[Dataset listings of figures]
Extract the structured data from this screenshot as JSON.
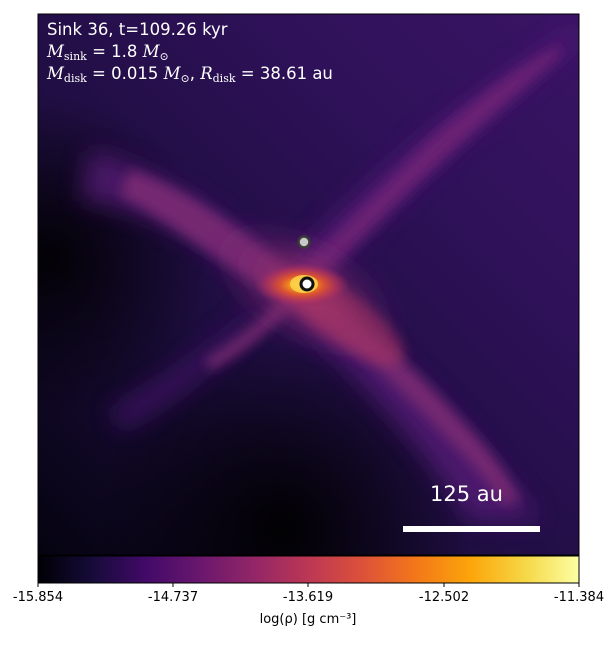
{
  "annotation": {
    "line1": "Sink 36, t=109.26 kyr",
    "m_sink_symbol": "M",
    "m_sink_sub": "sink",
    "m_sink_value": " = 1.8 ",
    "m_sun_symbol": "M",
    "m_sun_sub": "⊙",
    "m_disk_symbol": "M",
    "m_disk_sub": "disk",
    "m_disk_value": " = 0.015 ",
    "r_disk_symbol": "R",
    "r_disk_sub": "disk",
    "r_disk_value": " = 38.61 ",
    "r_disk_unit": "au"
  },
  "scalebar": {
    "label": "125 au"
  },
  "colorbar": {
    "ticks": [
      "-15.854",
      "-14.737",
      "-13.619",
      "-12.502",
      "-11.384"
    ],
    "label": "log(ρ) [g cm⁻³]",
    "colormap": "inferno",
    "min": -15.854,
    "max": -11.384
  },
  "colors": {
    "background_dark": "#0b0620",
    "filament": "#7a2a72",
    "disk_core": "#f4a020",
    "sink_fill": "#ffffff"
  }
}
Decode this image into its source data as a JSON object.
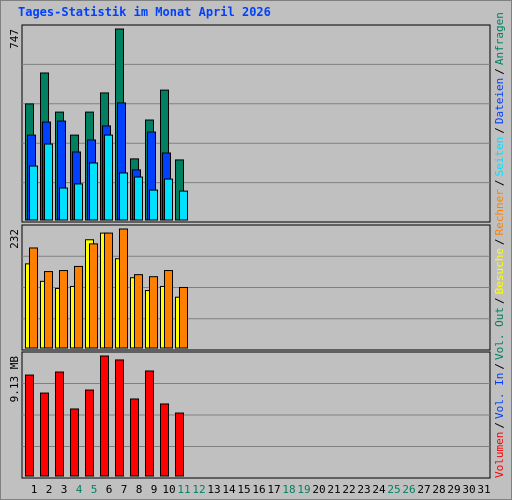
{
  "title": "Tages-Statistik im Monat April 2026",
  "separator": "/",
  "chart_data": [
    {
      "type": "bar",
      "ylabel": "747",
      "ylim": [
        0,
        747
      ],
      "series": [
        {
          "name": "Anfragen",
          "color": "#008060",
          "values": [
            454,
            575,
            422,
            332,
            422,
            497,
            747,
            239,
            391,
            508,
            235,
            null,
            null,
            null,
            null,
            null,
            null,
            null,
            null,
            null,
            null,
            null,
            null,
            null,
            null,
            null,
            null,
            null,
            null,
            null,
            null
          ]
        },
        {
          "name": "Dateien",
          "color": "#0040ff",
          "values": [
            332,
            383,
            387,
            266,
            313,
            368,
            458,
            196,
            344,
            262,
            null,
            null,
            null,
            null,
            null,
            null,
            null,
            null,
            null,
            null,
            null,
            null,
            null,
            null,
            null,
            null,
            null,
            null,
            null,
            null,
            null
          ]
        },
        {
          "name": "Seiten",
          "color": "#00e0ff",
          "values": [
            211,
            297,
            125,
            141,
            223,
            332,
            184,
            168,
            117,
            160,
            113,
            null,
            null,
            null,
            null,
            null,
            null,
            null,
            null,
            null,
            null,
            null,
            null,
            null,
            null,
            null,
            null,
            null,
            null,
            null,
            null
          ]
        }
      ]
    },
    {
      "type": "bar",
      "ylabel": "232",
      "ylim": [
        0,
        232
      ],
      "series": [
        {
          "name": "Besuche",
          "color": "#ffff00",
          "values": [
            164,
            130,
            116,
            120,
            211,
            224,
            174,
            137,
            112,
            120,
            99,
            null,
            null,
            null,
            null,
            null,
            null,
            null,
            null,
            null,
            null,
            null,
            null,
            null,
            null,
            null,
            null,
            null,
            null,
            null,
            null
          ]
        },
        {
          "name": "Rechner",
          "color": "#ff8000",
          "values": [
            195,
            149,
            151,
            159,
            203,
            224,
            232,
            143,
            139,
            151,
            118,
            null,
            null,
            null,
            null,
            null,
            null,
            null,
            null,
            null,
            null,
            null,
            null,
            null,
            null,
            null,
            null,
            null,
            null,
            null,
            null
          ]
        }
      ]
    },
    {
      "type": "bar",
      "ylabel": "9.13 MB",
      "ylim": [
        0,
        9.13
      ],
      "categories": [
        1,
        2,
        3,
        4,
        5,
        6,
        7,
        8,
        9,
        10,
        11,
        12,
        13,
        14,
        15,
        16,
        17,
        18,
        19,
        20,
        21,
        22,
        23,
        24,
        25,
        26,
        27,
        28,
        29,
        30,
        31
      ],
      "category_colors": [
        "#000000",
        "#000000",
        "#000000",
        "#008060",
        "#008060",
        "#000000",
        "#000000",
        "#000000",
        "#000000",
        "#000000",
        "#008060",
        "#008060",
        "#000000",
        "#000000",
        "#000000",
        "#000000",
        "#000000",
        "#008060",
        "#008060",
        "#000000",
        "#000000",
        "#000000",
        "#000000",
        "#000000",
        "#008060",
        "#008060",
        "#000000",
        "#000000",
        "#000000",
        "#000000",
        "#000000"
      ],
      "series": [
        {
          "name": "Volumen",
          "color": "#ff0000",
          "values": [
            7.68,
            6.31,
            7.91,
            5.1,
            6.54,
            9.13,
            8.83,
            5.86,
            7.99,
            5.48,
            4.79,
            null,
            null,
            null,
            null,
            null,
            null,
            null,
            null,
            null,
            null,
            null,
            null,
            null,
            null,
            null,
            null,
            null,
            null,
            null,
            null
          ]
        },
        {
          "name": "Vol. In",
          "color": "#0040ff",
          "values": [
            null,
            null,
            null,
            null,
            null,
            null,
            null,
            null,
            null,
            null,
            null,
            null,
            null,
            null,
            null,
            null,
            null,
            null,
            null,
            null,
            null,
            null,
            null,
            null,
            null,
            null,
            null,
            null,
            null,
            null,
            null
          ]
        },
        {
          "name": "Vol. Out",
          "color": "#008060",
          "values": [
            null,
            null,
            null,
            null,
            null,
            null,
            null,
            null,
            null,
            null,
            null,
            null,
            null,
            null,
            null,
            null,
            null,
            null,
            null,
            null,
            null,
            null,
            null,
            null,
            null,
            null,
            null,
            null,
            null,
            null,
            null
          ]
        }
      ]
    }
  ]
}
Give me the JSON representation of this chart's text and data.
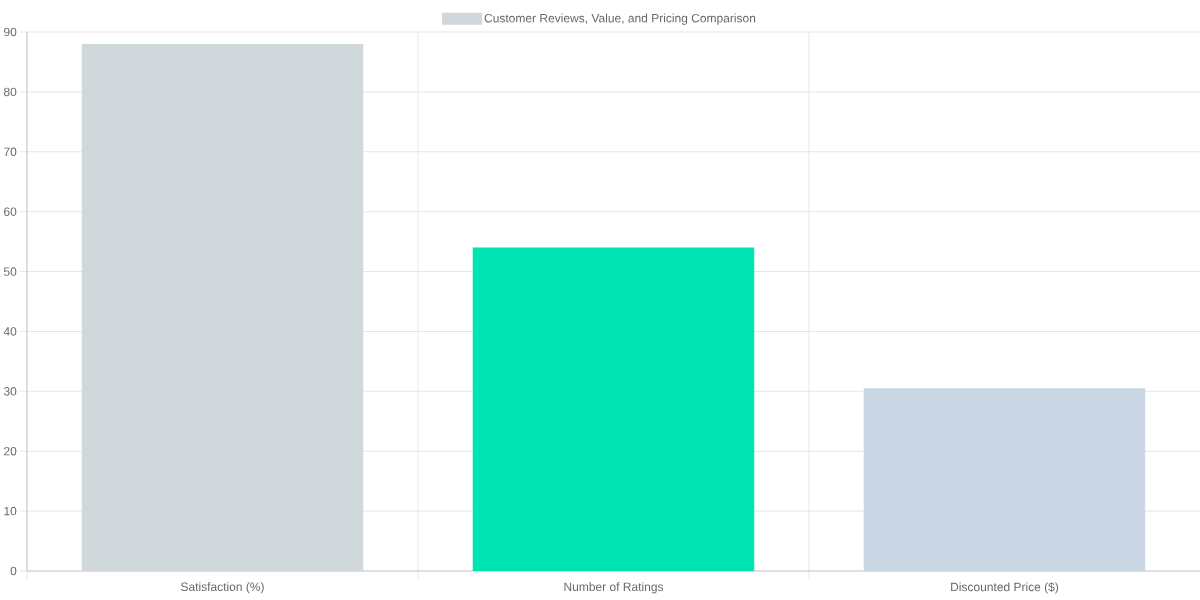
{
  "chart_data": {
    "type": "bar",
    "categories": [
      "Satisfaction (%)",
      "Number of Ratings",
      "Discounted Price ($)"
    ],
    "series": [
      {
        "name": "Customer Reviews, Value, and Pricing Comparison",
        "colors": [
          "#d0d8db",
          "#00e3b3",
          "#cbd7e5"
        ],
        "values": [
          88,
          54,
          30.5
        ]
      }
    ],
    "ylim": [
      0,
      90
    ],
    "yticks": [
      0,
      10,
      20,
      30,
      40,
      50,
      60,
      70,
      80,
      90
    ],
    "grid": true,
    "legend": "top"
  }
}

THE EXERCISE ::
How many lines in the listing above contain "name"? Answer with the number alone.

SOLUTION TO THIS PROBLEM ::
9